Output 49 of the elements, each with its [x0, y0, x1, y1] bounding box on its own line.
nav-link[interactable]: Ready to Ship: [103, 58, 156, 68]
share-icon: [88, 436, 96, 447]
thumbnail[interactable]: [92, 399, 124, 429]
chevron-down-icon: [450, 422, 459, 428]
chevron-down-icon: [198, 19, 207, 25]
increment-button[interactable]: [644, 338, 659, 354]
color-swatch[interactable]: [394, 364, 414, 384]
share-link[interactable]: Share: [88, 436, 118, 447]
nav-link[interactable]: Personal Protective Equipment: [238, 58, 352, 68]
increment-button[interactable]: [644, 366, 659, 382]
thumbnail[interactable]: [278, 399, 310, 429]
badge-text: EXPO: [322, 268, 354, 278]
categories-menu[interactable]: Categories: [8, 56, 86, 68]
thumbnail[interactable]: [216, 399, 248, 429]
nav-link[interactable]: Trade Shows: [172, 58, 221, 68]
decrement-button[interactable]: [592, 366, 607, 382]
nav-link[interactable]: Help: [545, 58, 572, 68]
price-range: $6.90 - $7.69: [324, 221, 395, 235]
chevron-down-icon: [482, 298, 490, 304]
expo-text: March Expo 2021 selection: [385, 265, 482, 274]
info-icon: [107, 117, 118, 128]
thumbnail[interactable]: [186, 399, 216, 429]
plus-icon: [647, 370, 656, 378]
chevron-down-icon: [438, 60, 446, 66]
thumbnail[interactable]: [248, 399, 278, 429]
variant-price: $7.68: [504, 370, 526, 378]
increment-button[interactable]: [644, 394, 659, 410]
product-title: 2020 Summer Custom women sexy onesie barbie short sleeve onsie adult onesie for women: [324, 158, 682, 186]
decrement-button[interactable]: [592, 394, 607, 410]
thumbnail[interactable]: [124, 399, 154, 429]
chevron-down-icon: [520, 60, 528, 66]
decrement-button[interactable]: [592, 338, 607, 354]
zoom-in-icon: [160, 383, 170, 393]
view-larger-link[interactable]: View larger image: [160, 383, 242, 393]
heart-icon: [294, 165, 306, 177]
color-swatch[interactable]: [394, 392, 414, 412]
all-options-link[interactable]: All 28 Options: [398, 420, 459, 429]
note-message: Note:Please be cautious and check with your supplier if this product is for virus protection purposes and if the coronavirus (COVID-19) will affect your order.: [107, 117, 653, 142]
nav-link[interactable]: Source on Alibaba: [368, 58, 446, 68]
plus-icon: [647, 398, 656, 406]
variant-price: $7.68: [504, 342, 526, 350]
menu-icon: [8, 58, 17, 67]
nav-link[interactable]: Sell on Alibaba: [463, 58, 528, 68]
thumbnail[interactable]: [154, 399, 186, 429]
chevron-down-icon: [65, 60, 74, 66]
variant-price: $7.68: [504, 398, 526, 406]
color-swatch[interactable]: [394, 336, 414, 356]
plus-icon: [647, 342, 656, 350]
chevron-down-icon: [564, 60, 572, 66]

=====

→ Problem statement:
Would you return each entry exactly as it reads?

→ Solution below:
Output 49 of the elements, each with its [x0, y0, x1, y1] bounding box on its own line.
nav-link[interactable]: Ready to Ship: [103, 58, 156, 68]
share-icon: [88, 436, 96, 447]
thumbnail[interactable]: [92, 399, 124, 429]
chevron-down-icon: [450, 422, 459, 428]
chevron-down-icon: [198, 19, 207, 25]
increment-button[interactable]: [644, 338, 659, 354]
color-swatch[interactable]: [394, 364, 414, 384]
share-link[interactable]: Share: [88, 436, 118, 447]
nav-link[interactable]: Personal Protective Equipment: [238, 58, 352, 68]
increment-button[interactable]: [644, 366, 659, 382]
thumbnail[interactable]: [278, 399, 310, 429]
badge-text: EXPO: [322, 268, 354, 278]
categories-menu[interactable]: Categories: [8, 56, 86, 68]
thumbnail[interactable]: [216, 399, 248, 429]
nav-link[interactable]: Trade Shows: [172, 58, 221, 68]
decrement-button[interactable]: [592, 366, 607, 382]
nav-link[interactable]: Help: [545, 58, 572, 68]
price-range: $6.90 - $7.69: [324, 221, 395, 235]
chevron-down-icon: [482, 298, 490, 304]
expo-text: March Expo 2021 selection: [385, 265, 482, 274]
info-icon: [107, 117, 118, 128]
thumbnail[interactable]: [186, 399, 216, 429]
plus-icon: [647, 370, 656, 378]
chevron-down-icon: [438, 60, 446, 66]
thumbnail[interactable]: [248, 399, 278, 429]
variant-price: $7.68: [504, 370, 526, 378]
increment-button[interactable]: [644, 394, 659, 410]
product-title: 2020 Summer Custom women sexy onesie barbie short sleeve onsie adult onesie for women: [324, 158, 682, 186]
decrement-button[interactable]: [592, 394, 607, 410]
thumbnail[interactable]: [124, 399, 154, 429]
chevron-down-icon: [520, 60, 528, 66]
decrement-button[interactable]: [592, 338, 607, 354]
zoom-in-icon: [160, 383, 170, 393]
view-larger-link[interactable]: View larger image: [160, 383, 242, 393]
heart-icon: [294, 165, 306, 177]
color-swatch[interactable]: [394, 392, 414, 412]
all-options-link[interactable]: All 28 Options: [398, 420, 459, 429]
note-message: Note:Please be cautious and check with your supplier if this product is for virus protection purposes and if the coronavirus (COVID-19) will affect your order.: [107, 117, 653, 142]
nav-link[interactable]: Source on Alibaba: [368, 58, 446, 68]
plus-icon: [647, 398, 656, 406]
variant-price: $7.68: [504, 342, 526, 350]
menu-icon: [8, 58, 17, 67]
nav-link[interactable]: Sell on Alibaba: [463, 58, 528, 68]
thumbnail[interactable]: [154, 399, 186, 429]
chevron-down-icon: [65, 60, 74, 66]
variant-price: $7.68: [504, 398, 526, 406]
color-swatch[interactable]: [394, 336, 414, 356]
plus-icon: [647, 342, 656, 350]
chevron-down-icon: [564, 60, 572, 66]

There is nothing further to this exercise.